British-American actress (born 1982)

Lauren Cohan (/ˈkoʊhænˈ/ KOH-han; born January 7, 1982) is an American–British actress known for her role as Maggie Rhee in the AMC post-apocalyptic horror television series The Walking Dead (2011–2018; 2020–2022), a role she reprises in The Walking Dead: Dead City (2023–present). Her other notable TV roles include Bela Talbot in the dark fantasy drama Supernatural (2007–2008), Rose in the supernatural teen drama The Vampire Diaries (2010–2012), Vivian McArthur Volkoff in the action comedy Chuck (2011), Francesca "Frankie" Trowbridge in the action comedy-drama Whiskey Cavalier (2019), and War Woman in the adult animated superhero show Invincible (2021–2023). Her film appearances include the comedy Van Wilder: The Rise of Taj (2006), the psychological thriller horror The Boy (2016), the biographical drama All Eyez on Me (2017), and the action thriller Mile 22 (2018).

**INFORMATION PROVIDED**
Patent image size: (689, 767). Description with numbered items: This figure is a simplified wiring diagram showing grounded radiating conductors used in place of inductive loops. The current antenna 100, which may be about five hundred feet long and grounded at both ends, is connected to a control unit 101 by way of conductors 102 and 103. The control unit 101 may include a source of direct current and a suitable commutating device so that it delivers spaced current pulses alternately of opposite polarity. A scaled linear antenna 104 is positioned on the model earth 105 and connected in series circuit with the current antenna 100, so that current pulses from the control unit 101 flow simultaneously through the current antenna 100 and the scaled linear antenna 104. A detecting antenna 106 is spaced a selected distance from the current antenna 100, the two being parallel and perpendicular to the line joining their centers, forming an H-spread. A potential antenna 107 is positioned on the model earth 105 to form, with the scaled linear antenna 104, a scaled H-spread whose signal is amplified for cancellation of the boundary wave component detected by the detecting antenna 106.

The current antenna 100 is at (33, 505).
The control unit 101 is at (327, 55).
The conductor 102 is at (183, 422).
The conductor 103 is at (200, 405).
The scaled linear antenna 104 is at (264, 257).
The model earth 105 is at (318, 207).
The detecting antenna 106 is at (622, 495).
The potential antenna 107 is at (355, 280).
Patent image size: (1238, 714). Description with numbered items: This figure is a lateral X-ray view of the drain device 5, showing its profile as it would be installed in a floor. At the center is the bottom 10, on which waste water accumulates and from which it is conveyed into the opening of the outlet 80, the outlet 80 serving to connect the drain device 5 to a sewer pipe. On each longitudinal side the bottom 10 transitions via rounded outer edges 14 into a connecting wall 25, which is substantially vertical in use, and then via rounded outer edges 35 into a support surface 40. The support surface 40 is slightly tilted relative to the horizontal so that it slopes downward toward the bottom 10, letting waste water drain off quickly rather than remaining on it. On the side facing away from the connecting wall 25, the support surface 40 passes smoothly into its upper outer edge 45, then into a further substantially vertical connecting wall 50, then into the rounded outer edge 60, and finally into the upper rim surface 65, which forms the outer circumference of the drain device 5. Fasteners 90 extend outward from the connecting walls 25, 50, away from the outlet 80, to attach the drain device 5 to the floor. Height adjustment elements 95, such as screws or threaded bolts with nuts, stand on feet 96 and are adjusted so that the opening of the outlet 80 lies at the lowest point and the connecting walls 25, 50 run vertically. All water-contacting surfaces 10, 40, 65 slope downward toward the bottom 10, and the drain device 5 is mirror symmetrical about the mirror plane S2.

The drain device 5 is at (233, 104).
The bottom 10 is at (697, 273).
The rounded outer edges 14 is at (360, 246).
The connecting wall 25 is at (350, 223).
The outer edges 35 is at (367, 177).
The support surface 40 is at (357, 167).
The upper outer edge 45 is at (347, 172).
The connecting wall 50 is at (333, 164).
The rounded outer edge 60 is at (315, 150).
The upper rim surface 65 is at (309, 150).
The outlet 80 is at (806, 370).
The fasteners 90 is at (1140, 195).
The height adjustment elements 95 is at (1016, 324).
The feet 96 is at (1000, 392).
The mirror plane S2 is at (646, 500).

**TASKS AND EXERCISES**
1: In the passage on Lauren Cohan, what role does she play in The Walking Dead?
2: Sum up the passage on Lauren Cohan in two sentences.
3: Carry on the passage on Lauren Cohan from its last sentence.
The data has no part in this work.

**ANSWERS BY ITEM**
1: Maggie Rhee.

2: Lauren Cohan, born January 7, 1982, is an American–British actress best known for playing Maggie Rhee in The Walking Dead, a role she continues in The Walking Dead: Dead City. Her other work includes the TV shows Supernatural, The Vampire Diaries, Chuck, Whiskey Cavalier and Invincible, and the films Van Wilder: The Rise of Taj, The Boy, All Eyez on Me and Mile 22.

3:
==Early life==
Cohan was born Lauren Storholm in Cherry Hill, New Jersey, to an American father while her mother is Scottish. She was raised in New Jersey and spent a year in Georgia. When she was thirteen, her family moved to her mother's native United Kingdom, settling in Surrey, England.

Upon her mother's remarriage, Lauren's surname was legally changed to that of her stepfather, Cohan. She converted to Judaism at the age of five.

She has younger half-siblings through her mother and father's remarriages. Cohan graduated from King Alfred's College, Winchester (now the University of Winchester) with a Bachelor of Arts in Drama and English literature.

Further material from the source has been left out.